**WHAT YOU NEED TO DO:**
Spot each line in the records below where the word "SonOf" occurs, then copy it.
○ ○ ○ ○ ○ ○ ○
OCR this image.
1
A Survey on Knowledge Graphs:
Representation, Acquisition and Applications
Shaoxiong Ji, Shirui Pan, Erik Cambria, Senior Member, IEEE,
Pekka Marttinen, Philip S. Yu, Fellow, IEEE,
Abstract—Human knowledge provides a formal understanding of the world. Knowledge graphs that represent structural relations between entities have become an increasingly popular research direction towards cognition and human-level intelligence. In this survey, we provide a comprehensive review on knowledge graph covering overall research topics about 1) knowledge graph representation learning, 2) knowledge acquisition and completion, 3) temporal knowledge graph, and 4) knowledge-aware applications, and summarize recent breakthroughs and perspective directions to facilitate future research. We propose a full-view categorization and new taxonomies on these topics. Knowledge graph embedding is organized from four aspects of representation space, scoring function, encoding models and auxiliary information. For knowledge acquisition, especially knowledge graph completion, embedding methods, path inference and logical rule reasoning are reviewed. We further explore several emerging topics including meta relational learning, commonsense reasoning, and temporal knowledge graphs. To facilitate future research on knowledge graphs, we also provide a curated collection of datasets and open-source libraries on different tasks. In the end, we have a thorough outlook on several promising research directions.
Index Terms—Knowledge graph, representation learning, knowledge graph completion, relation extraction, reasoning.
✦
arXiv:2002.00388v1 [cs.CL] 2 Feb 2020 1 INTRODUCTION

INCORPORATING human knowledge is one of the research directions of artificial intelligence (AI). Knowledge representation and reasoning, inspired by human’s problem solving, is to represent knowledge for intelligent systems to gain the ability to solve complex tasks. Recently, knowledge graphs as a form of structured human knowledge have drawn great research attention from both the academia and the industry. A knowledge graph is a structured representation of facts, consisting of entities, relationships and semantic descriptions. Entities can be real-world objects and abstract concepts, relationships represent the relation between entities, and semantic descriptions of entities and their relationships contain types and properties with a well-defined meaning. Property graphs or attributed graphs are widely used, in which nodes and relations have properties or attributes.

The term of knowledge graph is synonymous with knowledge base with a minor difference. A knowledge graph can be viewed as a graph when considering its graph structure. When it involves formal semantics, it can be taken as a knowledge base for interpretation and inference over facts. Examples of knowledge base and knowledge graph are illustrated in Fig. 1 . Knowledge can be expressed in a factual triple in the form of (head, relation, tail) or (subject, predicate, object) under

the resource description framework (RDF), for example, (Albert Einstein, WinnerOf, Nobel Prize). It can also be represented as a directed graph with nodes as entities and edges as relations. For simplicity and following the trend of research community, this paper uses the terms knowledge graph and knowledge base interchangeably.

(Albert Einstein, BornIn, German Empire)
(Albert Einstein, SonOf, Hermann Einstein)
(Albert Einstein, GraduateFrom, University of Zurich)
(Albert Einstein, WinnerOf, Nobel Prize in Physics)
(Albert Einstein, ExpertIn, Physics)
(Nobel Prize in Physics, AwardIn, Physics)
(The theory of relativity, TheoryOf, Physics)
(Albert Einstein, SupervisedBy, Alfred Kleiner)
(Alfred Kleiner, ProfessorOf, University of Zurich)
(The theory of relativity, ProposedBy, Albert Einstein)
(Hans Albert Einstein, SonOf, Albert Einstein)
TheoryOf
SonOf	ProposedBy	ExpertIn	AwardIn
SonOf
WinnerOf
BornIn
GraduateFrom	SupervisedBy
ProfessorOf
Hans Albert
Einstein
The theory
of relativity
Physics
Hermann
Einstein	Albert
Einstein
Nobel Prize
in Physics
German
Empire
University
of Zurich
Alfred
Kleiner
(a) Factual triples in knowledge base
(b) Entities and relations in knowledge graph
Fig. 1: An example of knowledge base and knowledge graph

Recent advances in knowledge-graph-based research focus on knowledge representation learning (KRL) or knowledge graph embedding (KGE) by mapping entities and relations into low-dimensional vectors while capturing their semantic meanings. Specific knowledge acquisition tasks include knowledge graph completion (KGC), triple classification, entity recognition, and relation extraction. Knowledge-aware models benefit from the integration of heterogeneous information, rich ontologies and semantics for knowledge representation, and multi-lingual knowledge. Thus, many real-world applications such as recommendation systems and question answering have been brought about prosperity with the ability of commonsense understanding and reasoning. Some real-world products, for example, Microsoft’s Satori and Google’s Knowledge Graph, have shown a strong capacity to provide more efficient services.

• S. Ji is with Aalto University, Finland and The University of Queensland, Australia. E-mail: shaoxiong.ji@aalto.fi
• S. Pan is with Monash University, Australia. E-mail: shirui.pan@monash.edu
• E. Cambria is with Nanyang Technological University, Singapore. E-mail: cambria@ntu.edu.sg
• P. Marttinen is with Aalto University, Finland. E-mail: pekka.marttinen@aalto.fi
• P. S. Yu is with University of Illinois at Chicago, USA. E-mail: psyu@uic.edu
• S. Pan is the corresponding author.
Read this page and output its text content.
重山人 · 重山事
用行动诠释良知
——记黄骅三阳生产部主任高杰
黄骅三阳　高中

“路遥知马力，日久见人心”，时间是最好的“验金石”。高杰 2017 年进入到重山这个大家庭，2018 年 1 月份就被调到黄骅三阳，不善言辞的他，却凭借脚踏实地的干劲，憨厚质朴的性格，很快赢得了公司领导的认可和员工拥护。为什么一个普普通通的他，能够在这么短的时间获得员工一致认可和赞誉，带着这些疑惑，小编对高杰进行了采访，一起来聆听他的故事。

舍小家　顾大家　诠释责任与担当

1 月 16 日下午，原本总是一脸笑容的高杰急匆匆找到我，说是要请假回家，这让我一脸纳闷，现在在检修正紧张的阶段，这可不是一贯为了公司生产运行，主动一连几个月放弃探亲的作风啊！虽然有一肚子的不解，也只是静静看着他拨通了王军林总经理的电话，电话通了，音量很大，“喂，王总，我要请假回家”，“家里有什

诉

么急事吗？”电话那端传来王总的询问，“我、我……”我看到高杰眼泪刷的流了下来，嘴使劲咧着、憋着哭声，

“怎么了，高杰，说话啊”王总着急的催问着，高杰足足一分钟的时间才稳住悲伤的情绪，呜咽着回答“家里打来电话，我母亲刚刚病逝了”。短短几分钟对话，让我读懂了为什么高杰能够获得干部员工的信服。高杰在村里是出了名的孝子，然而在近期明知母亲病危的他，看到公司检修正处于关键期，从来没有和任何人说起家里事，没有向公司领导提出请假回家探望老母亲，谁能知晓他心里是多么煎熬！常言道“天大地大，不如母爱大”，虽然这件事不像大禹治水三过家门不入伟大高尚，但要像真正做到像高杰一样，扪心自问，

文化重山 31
○ ○ ○ ○ ○ ○ ○
**TASK RESPONSE:**
(Albert Einstein, SonOf, Hermann Einstein)
(Hans Albert Einstein, SonOf, Albert Einstein)
SonOf	ProposedBy	ExpertIn	AwardIn
SonOf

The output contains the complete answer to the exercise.